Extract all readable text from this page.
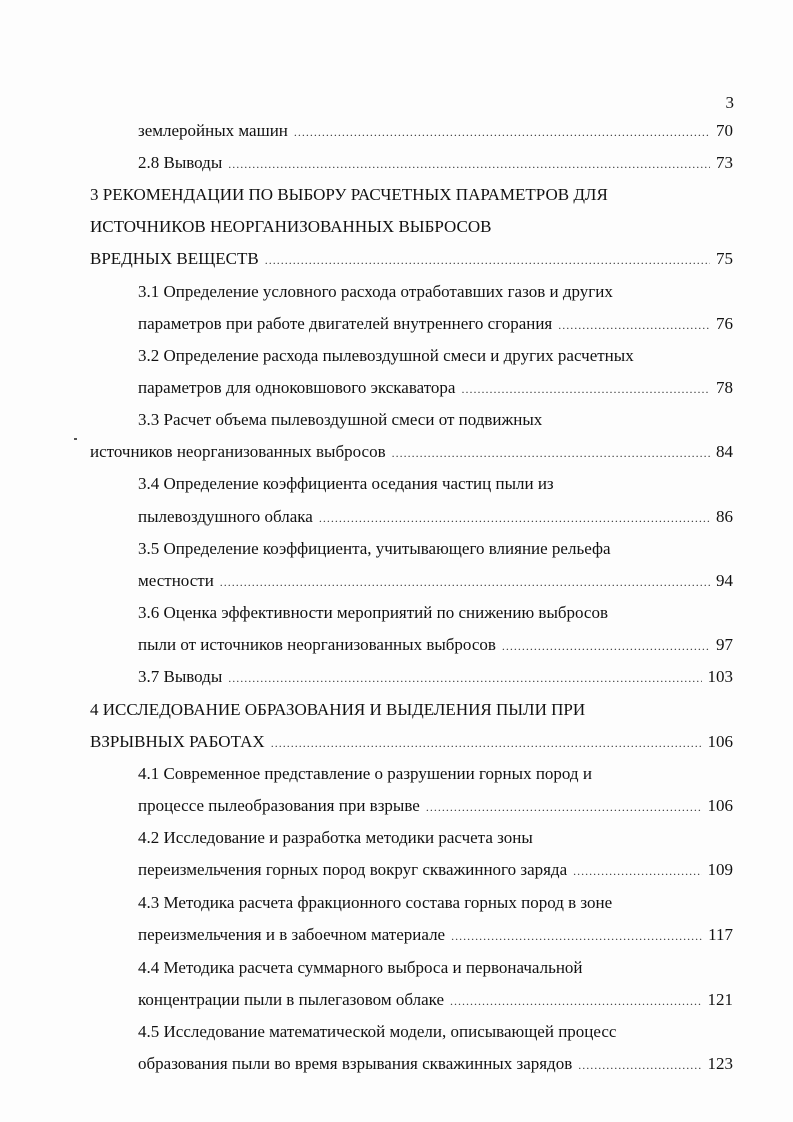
3
землеройных машин .....	70
2.8 Выводы .....	73
3 РЕКОМЕНДАЦИИ ПО ВЫБОРУ РАСЧЕТНЫХ ПАРАМЕТРОВ ДЛЯ
ИСТОЧНИКОВ НЕОРГАНИЗОВАННЫХ ВЫБРОСОВ
ВРЕДНЫХ ВЕЩЕСТВ .....	75
3.1 Определение условного расхода отработавших газов и других
параметров при работе двигателей внутреннего сгорания .....	76
3.2 Определение расхода пылевоздушной смеси и других расчетных
параметров для одноковшового экскаватора .....	78
3.3 Расчет объема пылевоздушной смеси от подвижных
источников неорганизованных выбросов .....	84
3.4 Определение коэффициента оседания частиц пыли из
пылевоздушного облака .....	86
3.5 Определение коэффициента, учитывающего влияние рельефа
местности .....	94
3.6 Оценка эффективности мероприятий по снижению выбросов
пыли от источников неорганизованных выбросов .....	97
3.7 Выводы .....	103
4 ИССЛЕДОВАНИЕ ОБРАЗОВАНИЯ И ВЫДЕЛЕНИЯ ПЫЛИ ПРИ
ВЗРЫВНЫХ РАБОТАХ .....	106
4.1 Современное представление о разрушении горных пород и
процессе пылеобразования при взрыве .....	106
4.2 Исследование и разработка методики расчета зоны
переизмельчения горных пород вокруг скважинного заряда .....	109
4.3 Методика расчета фракционного состава горных пород в зоне
переизмельчения и в забоечном материале .....	117
4.4 Методика расчета суммарного выброса и первоначальной
концентрации пыли в пылегазовом облаке .....	121
4.5 Исследование математической модели, описывающей процесс
образования пыли во время взрывания скважинных зарядов .....	123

→ INSTRUCTION: Search the data above for lines holding "других" and copy each of them.

→ OUTPUT OF THE TASK:
3.1 Определение условного расхода отработавших газов и других
3.2 Определение расхода пылевоздушной смеси и других расчетных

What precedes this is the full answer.